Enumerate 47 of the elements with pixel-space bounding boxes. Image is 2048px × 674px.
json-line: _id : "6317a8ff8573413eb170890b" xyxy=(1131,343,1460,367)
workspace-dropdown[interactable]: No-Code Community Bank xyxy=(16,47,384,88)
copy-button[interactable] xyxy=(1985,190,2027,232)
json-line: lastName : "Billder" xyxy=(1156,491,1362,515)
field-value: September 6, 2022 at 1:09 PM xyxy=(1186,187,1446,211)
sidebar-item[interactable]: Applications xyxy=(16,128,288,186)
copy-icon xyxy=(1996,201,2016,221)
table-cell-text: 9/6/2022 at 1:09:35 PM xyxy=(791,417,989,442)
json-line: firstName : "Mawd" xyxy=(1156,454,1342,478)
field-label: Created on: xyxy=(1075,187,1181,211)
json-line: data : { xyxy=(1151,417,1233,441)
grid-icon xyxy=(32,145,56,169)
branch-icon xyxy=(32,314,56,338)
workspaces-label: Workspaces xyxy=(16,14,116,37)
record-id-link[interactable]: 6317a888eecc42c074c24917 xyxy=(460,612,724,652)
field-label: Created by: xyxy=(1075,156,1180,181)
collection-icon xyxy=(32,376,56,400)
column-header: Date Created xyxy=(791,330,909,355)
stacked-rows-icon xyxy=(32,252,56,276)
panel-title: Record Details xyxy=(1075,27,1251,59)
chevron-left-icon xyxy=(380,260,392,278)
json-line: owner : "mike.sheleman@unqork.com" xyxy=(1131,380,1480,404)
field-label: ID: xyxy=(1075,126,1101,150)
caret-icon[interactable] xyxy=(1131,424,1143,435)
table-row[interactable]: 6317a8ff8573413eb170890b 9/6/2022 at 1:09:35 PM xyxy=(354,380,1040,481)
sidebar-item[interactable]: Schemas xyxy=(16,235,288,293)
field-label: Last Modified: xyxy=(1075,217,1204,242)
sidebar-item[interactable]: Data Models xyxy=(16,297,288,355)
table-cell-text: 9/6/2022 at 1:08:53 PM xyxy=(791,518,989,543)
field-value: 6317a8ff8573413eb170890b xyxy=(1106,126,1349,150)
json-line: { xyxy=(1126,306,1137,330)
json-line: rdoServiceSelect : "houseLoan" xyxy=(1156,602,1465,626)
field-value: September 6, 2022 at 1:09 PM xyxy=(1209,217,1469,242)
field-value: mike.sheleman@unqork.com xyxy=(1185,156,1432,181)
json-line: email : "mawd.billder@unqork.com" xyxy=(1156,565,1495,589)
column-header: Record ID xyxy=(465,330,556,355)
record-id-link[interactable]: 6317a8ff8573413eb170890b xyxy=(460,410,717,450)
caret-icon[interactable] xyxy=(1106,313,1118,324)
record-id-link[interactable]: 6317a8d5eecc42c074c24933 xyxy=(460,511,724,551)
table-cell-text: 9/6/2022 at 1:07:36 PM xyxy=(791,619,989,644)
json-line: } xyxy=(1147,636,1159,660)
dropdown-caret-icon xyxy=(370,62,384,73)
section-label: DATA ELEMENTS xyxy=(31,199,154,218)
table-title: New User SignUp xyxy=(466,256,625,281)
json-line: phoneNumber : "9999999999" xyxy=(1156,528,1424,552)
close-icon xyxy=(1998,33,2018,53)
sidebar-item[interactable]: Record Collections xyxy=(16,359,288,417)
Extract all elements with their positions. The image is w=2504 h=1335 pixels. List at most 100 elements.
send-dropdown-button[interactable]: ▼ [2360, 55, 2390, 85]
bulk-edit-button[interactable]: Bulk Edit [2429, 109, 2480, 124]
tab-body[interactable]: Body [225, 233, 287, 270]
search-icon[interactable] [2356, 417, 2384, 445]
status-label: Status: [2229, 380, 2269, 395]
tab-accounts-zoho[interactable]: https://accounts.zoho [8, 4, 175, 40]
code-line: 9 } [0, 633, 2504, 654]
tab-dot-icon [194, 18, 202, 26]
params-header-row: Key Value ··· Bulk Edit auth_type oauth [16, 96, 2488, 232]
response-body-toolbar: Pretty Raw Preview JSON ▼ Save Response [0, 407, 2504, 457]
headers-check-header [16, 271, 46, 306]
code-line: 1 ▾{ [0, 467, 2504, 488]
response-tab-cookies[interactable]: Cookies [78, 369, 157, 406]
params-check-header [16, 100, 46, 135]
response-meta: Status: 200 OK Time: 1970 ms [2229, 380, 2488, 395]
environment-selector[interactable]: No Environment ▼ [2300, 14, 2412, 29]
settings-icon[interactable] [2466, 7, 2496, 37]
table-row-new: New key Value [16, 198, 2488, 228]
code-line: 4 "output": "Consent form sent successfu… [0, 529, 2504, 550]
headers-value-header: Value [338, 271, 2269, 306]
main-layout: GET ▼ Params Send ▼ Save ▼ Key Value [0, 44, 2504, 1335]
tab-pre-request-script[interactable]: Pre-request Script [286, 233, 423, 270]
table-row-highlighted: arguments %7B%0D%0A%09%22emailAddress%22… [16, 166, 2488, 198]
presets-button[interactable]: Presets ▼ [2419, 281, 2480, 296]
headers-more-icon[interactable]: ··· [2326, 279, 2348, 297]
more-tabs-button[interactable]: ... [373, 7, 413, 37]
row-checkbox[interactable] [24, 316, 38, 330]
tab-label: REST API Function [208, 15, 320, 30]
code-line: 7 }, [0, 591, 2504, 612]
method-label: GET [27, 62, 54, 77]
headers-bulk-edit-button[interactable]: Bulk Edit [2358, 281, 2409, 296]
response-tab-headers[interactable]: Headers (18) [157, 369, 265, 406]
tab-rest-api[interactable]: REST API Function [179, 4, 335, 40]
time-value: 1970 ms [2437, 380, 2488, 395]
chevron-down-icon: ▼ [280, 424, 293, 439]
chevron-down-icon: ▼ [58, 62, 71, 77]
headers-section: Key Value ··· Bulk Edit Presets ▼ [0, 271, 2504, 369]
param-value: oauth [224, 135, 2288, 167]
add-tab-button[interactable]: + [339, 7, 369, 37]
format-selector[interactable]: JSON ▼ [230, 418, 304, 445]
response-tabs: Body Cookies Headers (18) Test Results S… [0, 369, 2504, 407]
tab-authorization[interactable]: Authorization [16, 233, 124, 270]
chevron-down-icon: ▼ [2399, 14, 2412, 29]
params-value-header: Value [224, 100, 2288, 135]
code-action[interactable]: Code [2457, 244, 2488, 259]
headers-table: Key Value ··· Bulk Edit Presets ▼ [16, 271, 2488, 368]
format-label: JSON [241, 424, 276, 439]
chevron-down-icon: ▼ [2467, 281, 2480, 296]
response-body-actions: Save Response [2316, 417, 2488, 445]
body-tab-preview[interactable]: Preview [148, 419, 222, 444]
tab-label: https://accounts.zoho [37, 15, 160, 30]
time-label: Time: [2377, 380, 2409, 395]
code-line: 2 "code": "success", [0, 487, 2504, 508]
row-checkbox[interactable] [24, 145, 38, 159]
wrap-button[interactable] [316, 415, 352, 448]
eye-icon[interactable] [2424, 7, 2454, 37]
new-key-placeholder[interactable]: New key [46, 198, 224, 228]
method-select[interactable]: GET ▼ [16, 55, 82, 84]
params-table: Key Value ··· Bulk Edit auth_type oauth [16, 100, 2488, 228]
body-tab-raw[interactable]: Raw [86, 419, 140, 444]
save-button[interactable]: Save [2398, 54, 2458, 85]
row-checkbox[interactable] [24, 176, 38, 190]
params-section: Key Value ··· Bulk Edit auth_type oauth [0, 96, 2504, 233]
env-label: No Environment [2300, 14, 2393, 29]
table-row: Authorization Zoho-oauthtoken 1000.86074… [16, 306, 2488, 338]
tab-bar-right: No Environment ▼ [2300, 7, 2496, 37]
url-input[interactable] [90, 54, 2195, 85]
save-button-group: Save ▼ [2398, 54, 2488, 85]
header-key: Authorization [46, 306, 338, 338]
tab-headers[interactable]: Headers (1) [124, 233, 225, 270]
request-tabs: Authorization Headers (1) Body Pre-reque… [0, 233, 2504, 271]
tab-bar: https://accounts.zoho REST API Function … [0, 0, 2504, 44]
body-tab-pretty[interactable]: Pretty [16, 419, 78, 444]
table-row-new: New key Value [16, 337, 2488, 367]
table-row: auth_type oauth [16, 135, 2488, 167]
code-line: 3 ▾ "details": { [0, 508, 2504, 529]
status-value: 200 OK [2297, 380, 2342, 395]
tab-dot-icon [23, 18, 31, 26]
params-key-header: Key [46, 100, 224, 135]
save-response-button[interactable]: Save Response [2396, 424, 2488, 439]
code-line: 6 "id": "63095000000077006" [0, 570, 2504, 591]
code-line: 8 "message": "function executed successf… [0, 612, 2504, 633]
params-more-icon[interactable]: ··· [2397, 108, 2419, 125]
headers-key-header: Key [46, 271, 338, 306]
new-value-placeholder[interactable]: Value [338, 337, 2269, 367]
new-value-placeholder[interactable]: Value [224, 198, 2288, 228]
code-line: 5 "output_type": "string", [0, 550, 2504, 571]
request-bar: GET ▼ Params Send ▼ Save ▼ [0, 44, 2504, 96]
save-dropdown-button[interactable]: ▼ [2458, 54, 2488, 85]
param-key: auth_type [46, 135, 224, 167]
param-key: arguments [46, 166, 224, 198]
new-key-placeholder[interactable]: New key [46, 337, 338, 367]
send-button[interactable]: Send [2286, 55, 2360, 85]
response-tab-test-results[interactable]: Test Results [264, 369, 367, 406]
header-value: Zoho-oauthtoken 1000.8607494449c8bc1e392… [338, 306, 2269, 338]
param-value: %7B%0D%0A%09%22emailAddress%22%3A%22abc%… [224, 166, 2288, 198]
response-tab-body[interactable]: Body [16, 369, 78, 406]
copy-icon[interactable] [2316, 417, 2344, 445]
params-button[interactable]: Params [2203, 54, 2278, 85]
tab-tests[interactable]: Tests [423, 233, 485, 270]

--*--

Objective.
Can you turn everything from the start of the data down to the line containing "table-row[interactable]: 6317a8ff8573413eb170890b 9/6/2022", both included, into a JSON list of strings, one string per line, with blank lines left out?

Correct answer.
[
  "Enumerate 47 of the elements with pixel-space bounding boxes. Image is 2048px × 674px.",
  "json-line: _id : \"6317a8ff8573413eb170890b\" xyxy=(1131,343,1460,367)",
  "workspace-dropdown[interactable]: No-Code Community Bank xyxy=(16,47,384,88)",
  "copy-button[interactable] xyxy=(1985,190,2027,232)",
  "json-line: lastName : \"Billder\" xyxy=(1156,491,1362,515)",
  "field-value: September 6, 2022 at 1:09 PM xyxy=(1186,187,1446,211)",
  "sidebar-item[interactable]: Applications xyxy=(16,128,288,186)",
  "copy-icon xyxy=(1996,201,2016,221)",
  "table-cell-text: 9/6/2022 at 1:09:35 PM xyxy=(791,417,989,442)",
  "json-line: firstName : \"Mawd\" xyxy=(1156,454,1342,478)",
  "field-label: Created on: xyxy=(1075,187,1181,211)",
  "json-line: data : { xyxy=(1151,417,1233,441)",
  "grid-icon xyxy=(32,145,56,169)",
  "branch-icon xyxy=(32,314,56,338)",
  "workspaces-label: Workspaces xyxy=(16,14,116,37)",
  "record-id-link[interactable]: 6317a888eecc42c074c24917 xyxy=(460,612,724,652)",
  "field-label: Created by: xyxy=(1075,156,1180,181)",
  "collection-icon xyxy=(32,376,56,400)",
  "column-header: Date Created xyxy=(791,330,909,355)",
  "stacked-rows-icon xyxy=(32,252,56,276)",
  "panel-title: Record Details xyxy=(1075,27,1251,59)",
  "chevron-left-icon xyxy=(380,260,392,278)",
  "json-line: owner : \"mike.sheleman@unqork.com\" xyxy=(1131,380,1480,404)",
  "field-label: ID: xyxy=(1075,126,1101,150)",
  "caret-icon[interactable] xyxy=(1131,424,1143,435)",
  "table-row[interactable]: 6317a8ff8573413eb170890b 9/6/2022 at 1:09:35 PM xyxy=(354,380,1040,481)"
]